▶ _Provided passage_:

##########

Thanks Kumar for sharing this code.
I'll test it tomorrow.
Regards,
Zabrane
On Jul 1, 2012, at 11:05 AM, Anuj Kumar wrote:
> Hi Zab,
>
> Have you tried TikaInputStream?
>
> Here is a snippet with AutoDetectParser-
>
> Initialize
> -------------------
> this.context = new ParseContext();
> this.parser = new AutoDetectParser();
> this.context.set(Parser.class, parser);
>
> Parse
> ---------
> // create a string writer object
> StringWriter textBuffer = new StringWriter();
> // get the Tika Input Stream from the input stream to target file
> InputStream stream = TikaInputStream.get(inStream);
> // create a content handler
> ContentHandler handler = new TeeContentHandler(
> getTextContentHandler(textBuffer));
> // create metadata object
> Metadata metadata = new Metadata();
> try {
> // parse the document
> parser.parse(stream, handler, metadata, context);
> // return the parsed text
> return textBuffer.toString();
> } catch (SAXException ex) {
> // log the exception
> LOG.error(ex.getMessage());
> // throw as IOException
> throw new IOException(ex);
> } catch (TikaException ex) {
> // log the exception
> LOG.error(ex.getMessage());
> ex.printStackTrace();
> // throw as IOException
> throw new IOException(ex);
> } finally {
> if (stream != null) {
> // close the stream
> stream.close();
> }
> }
>
> Regards,
> Anuj
>
> On Sun, Jul 1, 2012 at 2:21 PM, Zabrane Mickael <[email protected]> wrote:
> Hi guys,
>
> I've a couple of big PDF files (between 100-200Mb).
>
> Can someone shows me a way to extract text from them chunk by chunk (i.e
> without
> loading the whole file in RAM)?
>
> Is there a simple way to it? Code to share?
>
> Thanks
> Zab
>

##########

▶ _Rows_:
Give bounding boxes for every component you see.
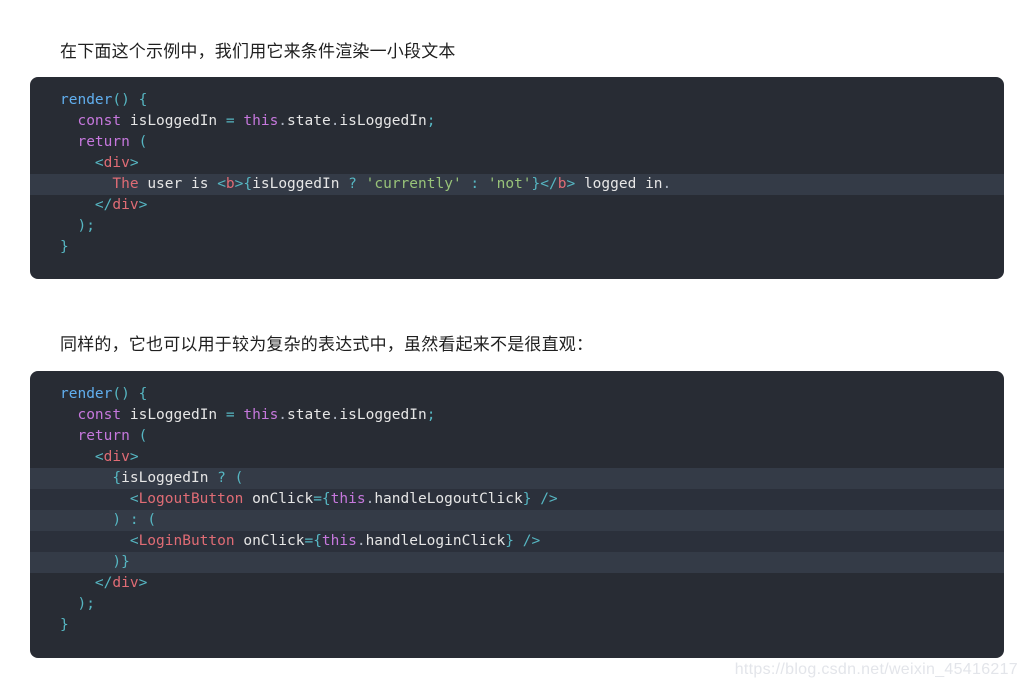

##########

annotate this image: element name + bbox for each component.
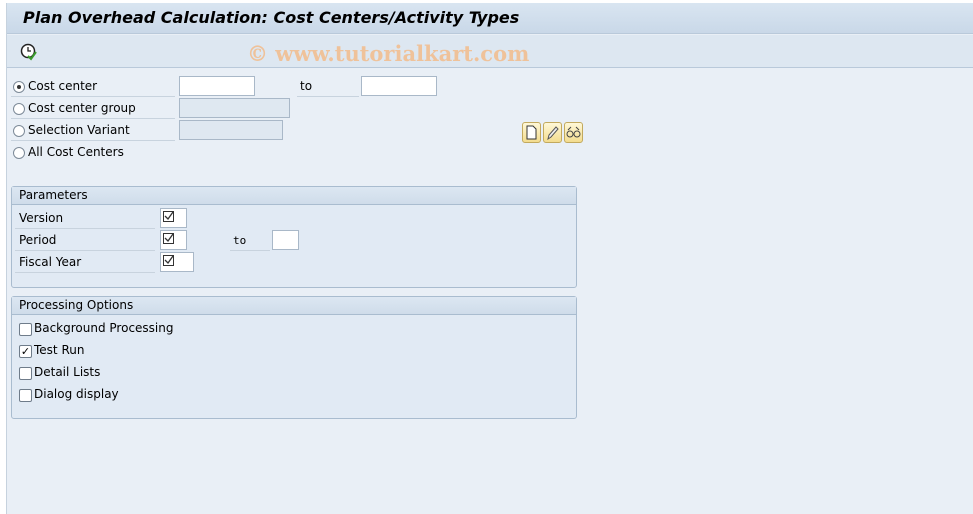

##########

▶ _Tasks to carry out_:
1) Answer each question from the thread, and mark your answers (a), (b), and (c) in the same way:
(a) What size range does Zabrane give for the big PDF files?
(b) Which parser class does the snippet create in its initialization step?
(c) What exception type does the code throw after catching a TikaException?
2) In the thread, take the part that opens with the words "Thanks Kumar for" and closes with "you tried TikaInputStream?". Swap "tomorrow" for "tonight" and write that part out.
3) Which classes does the code snippet in the thread instantiate with the new keyword? List each class once.

▶ _Results for the exercise_:
1)
(a) Between 100-200Mb.
(b) AutoDetectParser.
(c) IOException.

2)
Thanks Kumar for sharing this code.
I'll test it tonight.
Regards,
Zabrane
On Jul 1, 2012, at 11:05 AM, Anuj Kumar wrote:
> Hi Zab,
>
> Have you tried TikaInputStream?

3) ParseContext, AutoDetectParser, StringWriter, TeeContentHandler, Metadata, IOException